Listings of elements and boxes
+---+

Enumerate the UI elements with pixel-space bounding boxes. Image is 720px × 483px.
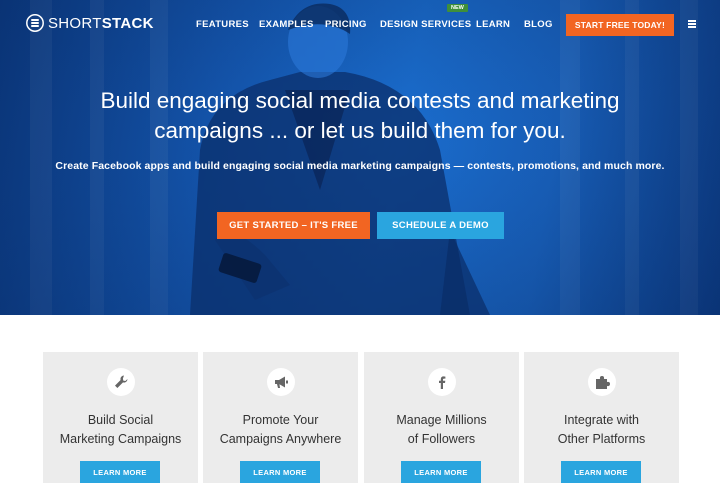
start-free-button[interactable]: START FREE TODAY! (566, 14, 674, 36)
new-badge: NEW (447, 4, 468, 12)
feature-title: Build Social Marketing Campaigns (59, 413, 182, 446)
hero-headline: Build engaging social media contests and… (0, 86, 720, 146)
feature-title: Promote Your Campaigns Anywhere (219, 413, 342, 446)
hero-subheadline: Create Facebook apps and build engaging … (55, 160, 665, 172)
brand-logo[interactable]: SHORTSTACK (26, 14, 154, 32)
learn-more-button[interactable]: LEARN MORE (401, 461, 481, 483)
puzzle-icon (588, 368, 616, 396)
nav-learn[interactable]: LEARN (476, 19, 510, 30)
feature-title: Manage Millions of Followers (396, 413, 487, 446)
nav-design-services[interactable]: DESIGN SERVICES (380, 19, 471, 30)
feature-card-build: Build Social Marketing Campaigns LEARN MO… (43, 352, 198, 483)
get-started-button[interactable]: GET STARTED – IT'S FREE (217, 212, 370, 239)
schedule-demo-button[interactable]: SCHEDULE A DEMO (377, 212, 504, 239)
brand-name: SHORTSTACK (48, 14, 154, 32)
feature-card-promote: Promote Your Campaigns Anywhere LEARN MOR… (203, 352, 358, 483)
hamburger-menu-icon[interactable] (688, 20, 696, 28)
hero-headline-line2: campaigns ... or let us build them for y… (154, 118, 566, 143)
nav-features[interactable]: FEATURES (196, 19, 249, 30)
feature-card-manage: Manage Millions of Followers LEARN MORE (364, 352, 519, 483)
nav-examples[interactable]: EXAMPLES (259, 19, 314, 30)
facebook-icon (428, 368, 456, 396)
learn-more-button[interactable]: LEARN MORE (240, 461, 320, 483)
learn-more-button[interactable]: LEARN MORE (80, 461, 160, 483)
nav-pricing[interactable]: PRICING (325, 19, 367, 30)
feature-title: Integrate with Other Platforms (557, 413, 646, 446)
feature-card-integrate: Integrate with Other Platforms LEARN MORE (524, 352, 679, 483)
hero-headline-line1: Build engaging social media contests and… (100, 88, 620, 113)
shortstack-logo-icon (26, 14, 44, 32)
nav-blog[interactable]: BLOG (524, 19, 553, 30)
wrench-icon (107, 368, 135, 396)
learn-more-button[interactable]: LEARN MORE (561, 461, 641, 483)
megaphone-icon (267, 368, 295, 396)
top-navigation: SHORTSTACK FEATURES EXAMPLES PRICING DES… (0, 0, 720, 48)
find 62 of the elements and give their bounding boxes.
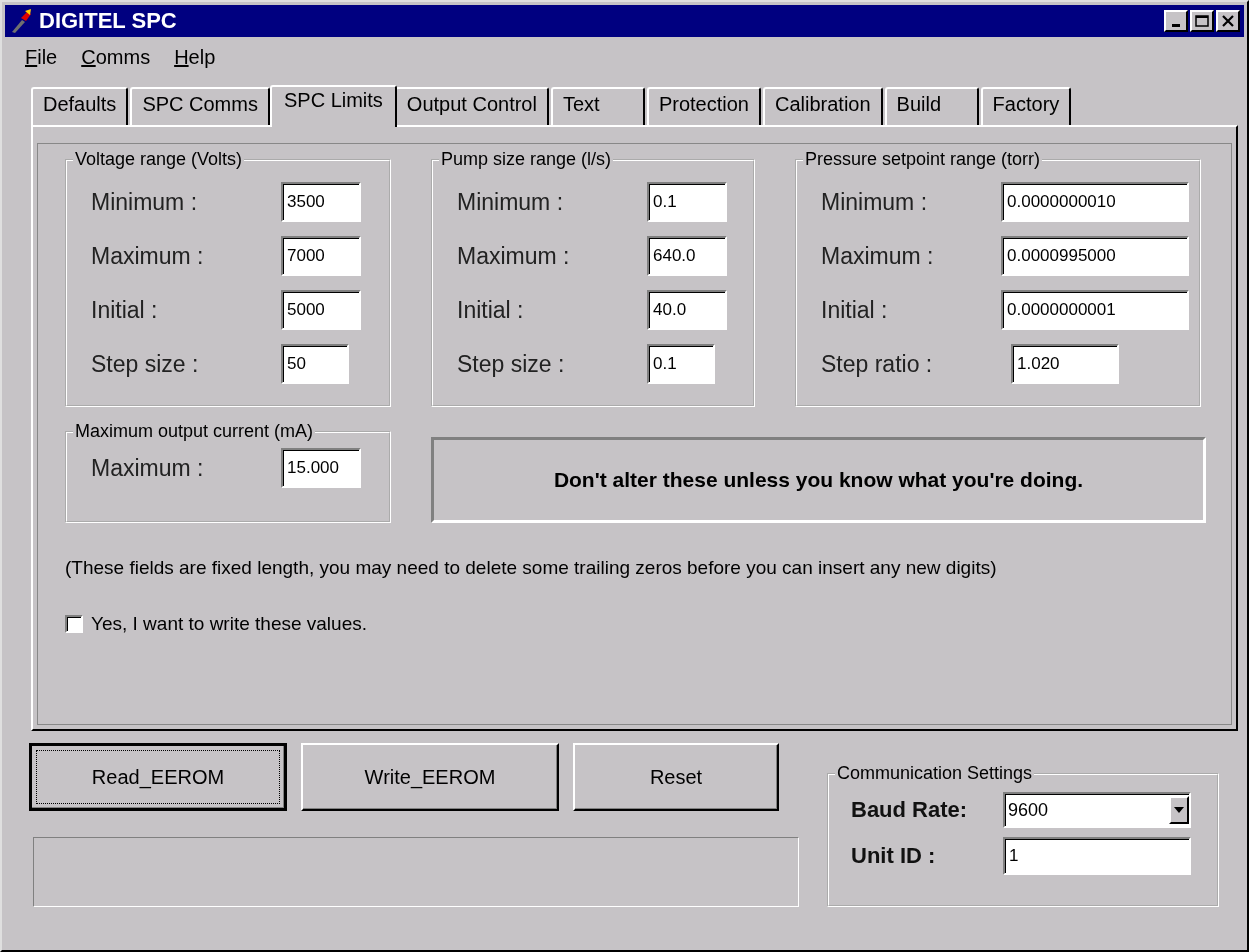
field-label: Initial :	[91, 296, 159, 324]
menu-item[interactable]: Comms	[81, 45, 151, 69]
warning-message: Don't alter these unless you know what you're doing.	[431, 437, 1206, 523]
caret-icon	[1174, 807, 1184, 813]
field-label: Unit ID :	[851, 843, 937, 869]
action-button[interactable]: Read_EEROM	[29, 743, 287, 811]
field-label: Initial :	[457, 296, 525, 324]
tab[interactable]: Output Control	[394, 87, 549, 125]
input-field[interactable]: 0.0000000001	[1001, 290, 1189, 330]
group-title: Communication Settings	[835, 763, 1035, 784]
tab[interactable]: Factory	[980, 87, 1072, 125]
action-button[interactable]: Reset	[573, 743, 779, 811]
input-field[interactable]: 0.1	[647, 182, 727, 222]
tab[interactable]: SPC Limits	[269, 85, 397, 127]
group-title: Pump size range (l/s)	[439, 149, 614, 170]
input-field[interactable]: 7000	[281, 236, 361, 276]
tab[interactable]: Protection	[646, 87, 761, 125]
field-label: Maximum :	[91, 454, 205, 482]
field-label: Minimum :	[91, 188, 199, 216]
field-label: Maximum :	[821, 242, 935, 270]
field-label: Initial :	[821, 296, 889, 324]
tab[interactable]: Defaults	[31, 87, 129, 125]
action-button[interactable]: Write_EEROM	[301, 743, 559, 811]
input-field[interactable]: 0.0000995000	[1001, 236, 1189, 276]
tab[interactable]: SPC Comms	[130, 87, 270, 125]
field-label: Maximum :	[457, 242, 571, 270]
input-field[interactable]: 5000	[281, 290, 361, 330]
tab[interactable]: Calibration	[763, 87, 883, 125]
group-title: Maximum output current (mA)	[73, 421, 316, 442]
field-label: Step size :	[91, 350, 200, 378]
input-field[interactable]: 15.000	[281, 448, 361, 488]
input-field[interactable]: 1.020	[1011, 344, 1119, 384]
menu-item[interactable]: Help	[174, 45, 216, 69]
input-field[interactable]: 640.0	[647, 236, 727, 276]
note-text: (These fields are fixed length, you may need to delete some trailing zeros before you can insert any new digits)	[65, 557, 998, 579]
field-label: Baud Rate:	[851, 797, 969, 823]
field-label: Minimum :	[821, 188, 929, 216]
input-field[interactable]: 1	[1003, 837, 1191, 875]
baud-rate-dropdown[interactable]: 9600	[1003, 792, 1191, 828]
maximize-icon	[1195, 15, 1209, 27]
tab[interactable]: Build	[884, 87, 979, 125]
checkbox-label[interactable]: Yes, I want to write these values.	[91, 613, 367, 635]
minimize-button[interactable]	[1164, 10, 1188, 32]
input-field[interactable]: 3500	[281, 182, 361, 222]
group-title: Voltage range (Volts)	[73, 149, 245, 170]
input-field[interactable]: 0.1	[647, 344, 715, 384]
menu-item[interactable]: File	[25, 45, 58, 69]
tab[interactable]: Text	[550, 87, 645, 125]
close-icon	[1222, 15, 1234, 27]
field-label: Step size :	[457, 350, 566, 378]
field-label: Step ratio :	[821, 350, 934, 378]
group-title: Pressure setpoint range (torr)	[803, 149, 1043, 170]
input-field[interactable]: 50	[281, 344, 349, 384]
close-button[interactable]	[1216, 10, 1240, 32]
maximize-button[interactable]	[1190, 10, 1214, 32]
field-label: Minimum :	[457, 188, 565, 216]
window-title: DIGITEL SPC	[39, 8, 178, 34]
field-label: Maximum :	[91, 242, 205, 270]
minimize-icon	[1172, 23, 1180, 27]
input-field[interactable]: 40.0	[647, 290, 727, 330]
input-field[interactable]: 0.0000000010	[1001, 182, 1189, 222]
checkbox[interactable]	[65, 615, 83, 633]
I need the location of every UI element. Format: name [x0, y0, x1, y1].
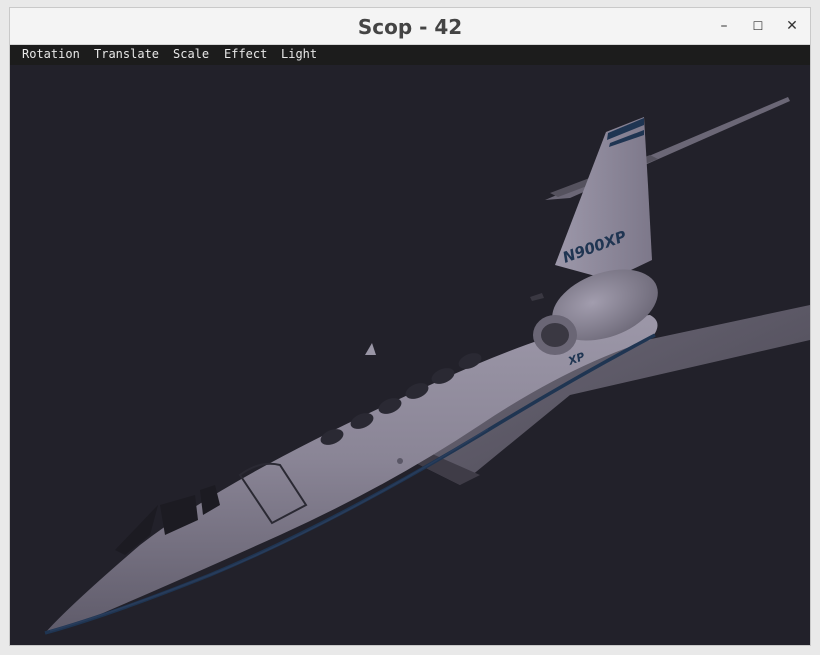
menu-rotation[interactable]: Rotation [22, 47, 80, 61]
menu-scale[interactable]: Scale [173, 47, 209, 61]
aircraft-model: N900XP XP [44, 97, 810, 635]
menu-light[interactable]: Light [281, 47, 317, 61]
app-window: Scop - 42 – ☐ ✕ Rotation Translate Scale… [10, 8, 810, 645]
menu-effect[interactable]: Effect [224, 47, 267, 61]
render-viewport[interactable]: N900XP XP [10, 65, 810, 645]
fuselage [45, 315, 658, 633]
menu-translate[interactable]: Translate [94, 47, 159, 61]
menu-bar: Rotation Translate Scale Effect Light [10, 45, 810, 65]
title-bar[interactable]: Scop - 42 – ☐ ✕ [10, 8, 810, 45]
window-title: Scop - 42 [357, 15, 463, 39]
close-button[interactable]: ✕ [780, 14, 804, 38]
maximize-button[interactable]: ☐ [746, 14, 770, 38]
minimize-button[interactable]: – [712, 14, 736, 38]
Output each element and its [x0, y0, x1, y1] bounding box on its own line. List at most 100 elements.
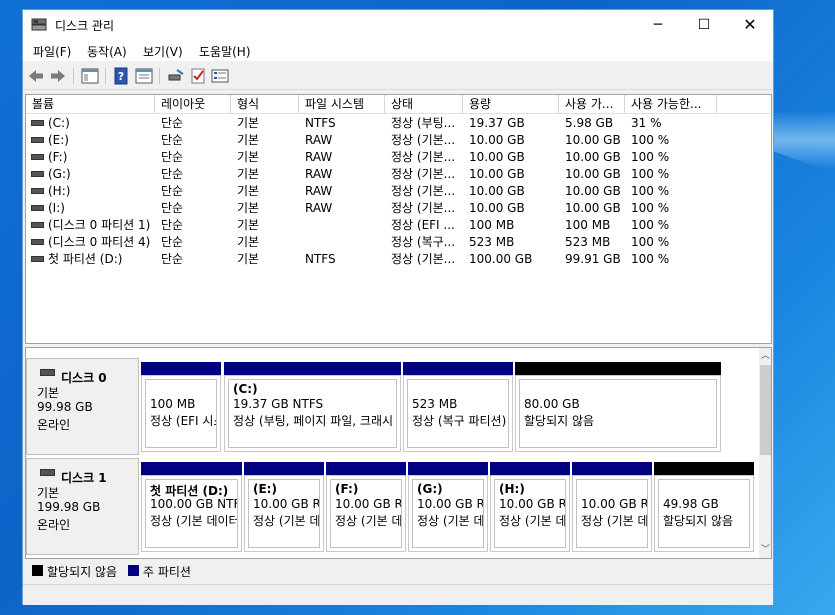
partition-block[interactable]: (E:)10.00 GB RAW 정상 (기본 데이터 파티션) [244, 462, 324, 552]
column-header-capacity[interactable]: 용량 [463, 95, 559, 113]
partition-block[interactable]: (H:)10.00 GB RAW 정상 (기본 데이터 파티션) [490, 462, 570, 552]
column-header-status[interactable]: 상태 [385, 95, 463, 113]
back-arrow-icon[interactable] [27, 67, 45, 85]
partition-block[interactable]: 첫 파티션 (D:)100.00 GB NTFS정상 (기본 데이터 파티션) [141, 462, 242, 552]
volume-row[interactable]: (디스크 0 파티션 1) 단순 기본 정상 (EFI ... 100 MB 100 MB… [26, 217, 771, 234]
disk-label-panel[interactable]: 디스크 1 기본 199.98 GB 온라인 [26, 458, 139, 555]
volume-cell: RAW [305, 201, 333, 215]
volume-row[interactable]: (G:) 단순 기본 RAW 정상 (기본... 10.00 GB 10.00 GB 100 … [26, 166, 771, 183]
legend-primary-swatch [128, 565, 139, 576]
partition-type-bar [515, 362, 721, 375]
list-view-icon[interactable] [211, 67, 229, 85]
properties-icon[interactable] [135, 67, 153, 85]
volume-row[interactable]: (디스크 0 파티션 4) 단순 기본 정상 (복구... 523 MB 523 MB 10… [26, 234, 771, 251]
volume-row[interactable]: (F:) 단순 기본 RAW 정상 (기본... 10.00 GB 10.00 GB 100 … [26, 149, 771, 166]
minimize-button[interactable]: ─ [635, 10, 681, 40]
menu-action[interactable]: 동작(A) [87, 43, 127, 60]
volume-cell: 10.00 GB [565, 201, 621, 215]
volume-row[interactable]: (E:) 단순 기본 RAW 정상 (기본... 10.00 GB 10.00 GB 100 … [26, 132, 771, 149]
unallocated-space[interactable]: 49.98 GB 할당되지 않음 [654, 462, 754, 552]
column-header-layout[interactable]: 레이아웃 [155, 95, 231, 113]
volume-cell: (디스크 0 파티션 1) [48, 218, 151, 232]
volume-cell: 100 MB [469, 218, 515, 232]
column-header-free-space[interactable]: 사용 가... [559, 95, 625, 113]
disk-management-app-icon [31, 18, 47, 31]
disk-name: 디스크 0 [61, 371, 107, 385]
partition-status: 할당되지 않음 [524, 414, 595, 428]
volume-cell: (I:) [48, 201, 65, 215]
column-header-type[interactable]: 형식 [231, 95, 299, 113]
close-button[interactable]: ✕ [727, 10, 773, 40]
partition-status: 정상 (기본 데이터 파티션) [417, 514, 484, 528]
column-header-volume[interactable]: 볼륨 [26, 95, 155, 113]
column-header-file-system[interactable]: 파일 시스템 [299, 95, 385, 113]
volume-cell: 단순 [161, 201, 184, 215]
partition-block[interactable]: 10.00 GB RAW 정상 (기본 데이터 파티션) [572, 462, 652, 552]
menu-file[interactable]: 파일(F) [33, 43, 71, 60]
partition-block[interactable]: 523 MB 정상 (복구 파티션) [403, 362, 513, 452]
unallocated-space[interactable]: 80.00 GB 할당되지 않음 [515, 362, 721, 452]
partition-size: 10.00 GB RAW [335, 497, 402, 511]
disk-management-window: 디스크 관리 ─ ☐ ✕ 파일(F) 동작(A) 보기(V) 도움말(H) ? … [22, 9, 774, 605]
partition-inner: 80.00 GB 할당되지 않음 [519, 379, 717, 448]
volume-cell: 10.00 GB [469, 133, 525, 147]
partition-type-bar [224, 362, 401, 375]
partition-type-bar [654, 462, 754, 475]
partition-body: (G:)10.00 GB RAW 정상 (기본 데이터 파티션) [408, 475, 488, 552]
volume-cell: 정상 (기본... [391, 167, 456, 181]
volume-cell: 10.00 GB [565, 184, 621, 198]
column-header-percent-free[interactable]: 사용 가능한... [625, 95, 717, 113]
partition-block[interactable]: (G:)10.00 GB RAW 정상 (기본 데이터 파티션) [408, 462, 488, 552]
scrollbar-thumb[interactable] [760, 365, 771, 455]
forward-arrow-icon[interactable] [49, 67, 67, 85]
partition-block[interactable]: (F:)10.00 GB RAW 정상 (기본 데이터 파티션) [326, 462, 406, 552]
volume-cell: (디스크 0 파티션 4) [48, 235, 151, 249]
legend-unallocated-swatch [32, 565, 43, 576]
partition-name: (G:) [417, 482, 443, 496]
partition-block[interactable]: (C:)19.37 GB NTFS 정상 (부팅, 페이지 파일, 크래시 덤프,… [224, 362, 401, 452]
partition-size: 100.00 GB NTFS [150, 497, 238, 511]
volume-row[interactable]: (H:) 단순 기본 RAW 정상 (기본... 10.00 GB 10.00 GB 100 … [26, 183, 771, 200]
volume-cell: 100 % [631, 184, 670, 198]
scroll-down-arrow-icon[interactable]: ﹀ [759, 543, 771, 557]
connect-disk-icon[interactable] [167, 67, 185, 85]
show-hide-console-tree-icon[interactable] [81, 67, 99, 85]
drive-icon [31, 120, 44, 126]
volume-row[interactable]: (I:) 단순 기본 RAW 정상 (기본... 10.00 GB 10.00 GB 100 … [26, 200, 771, 217]
volume-row[interactable]: (C:) 단순 기본 NTFS 정상 (부팅... 19.37 GB 5.98 GB 31 % [26, 115, 771, 132]
checklist-icon[interactable] [189, 67, 207, 85]
volume-cell: 기본 [237, 252, 260, 266]
menu-help[interactable]: 도움말(H) [199, 43, 251, 60]
volume-cell: 100.00 GB [469, 252, 533, 266]
volume-row[interactable]: 첫 파티션 (D:) 단순 기본 NTFS 정상 (기본... 100.00 GB 99.9… [26, 251, 771, 268]
partition-name: (H:) [499, 482, 525, 496]
legend-primary-label: 주 파티션 [143, 565, 191, 579]
volume-cell: 10.00 GB [469, 150, 525, 164]
partition-size: 80.00 GB [524, 397, 580, 411]
volume-cell: (G:) [48, 167, 71, 181]
title-bar[interactable]: 디스크 관리 ─ ☐ ✕ [23, 10, 773, 40]
volume-cell: RAW [305, 150, 333, 164]
partition-body: 100 MB 정상 (EFI 시스템 파티션) [141, 375, 221, 452]
volume-cell: 단순 [161, 218, 184, 232]
vertical-scrollbar[interactable]: ︿ ﹀ [759, 348, 771, 558]
scroll-up-arrow-icon[interactable]: ︿ [759, 349, 771, 363]
partition-status: 정상 (복구 파티션) [412, 414, 507, 428]
volume-cell: (C:) [48, 116, 70, 130]
help-icon[interactable]: ? [113, 67, 131, 85]
partition-block[interactable]: 100 MB 정상 (EFI 시스템 파티션) [141, 362, 221, 452]
maximize-button[interactable]: ☐ [681, 10, 727, 40]
drive-icon [31, 154, 44, 160]
disk-size: 199.98 GB [37, 500, 101, 514]
partition-body: 80.00 GB 할당되지 않음 [515, 375, 721, 452]
partition-status: 정상 (기본 데이터 파티션) [499, 514, 566, 528]
partition-size: 100 MB [150, 397, 196, 411]
menu-view[interactable]: 보기(V) [143, 43, 183, 60]
volume-cell: 10.00 GB [565, 150, 621, 164]
volume-cell: 기본 [237, 133, 260, 147]
volume-cell: 정상 (기본... [391, 184, 456, 198]
partition-type-bar [326, 462, 406, 475]
volume-cell: 31 % [631, 116, 662, 130]
volume-cell: 단순 [161, 150, 184, 164]
disk-label-panel[interactable]: 디스크 0 기본 99.98 GB 온라인 [26, 358, 139, 455]
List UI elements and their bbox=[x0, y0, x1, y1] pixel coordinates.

+---+

- _GIVEN REQUEST_
From the data above, pull out every line that contains the string "primary" and list those lines.

- _OUTPUT_
legend-primary-swatch [128, 565, 139, 576]
legend-primary-label: 주 파티션 [143, 565, 191, 579]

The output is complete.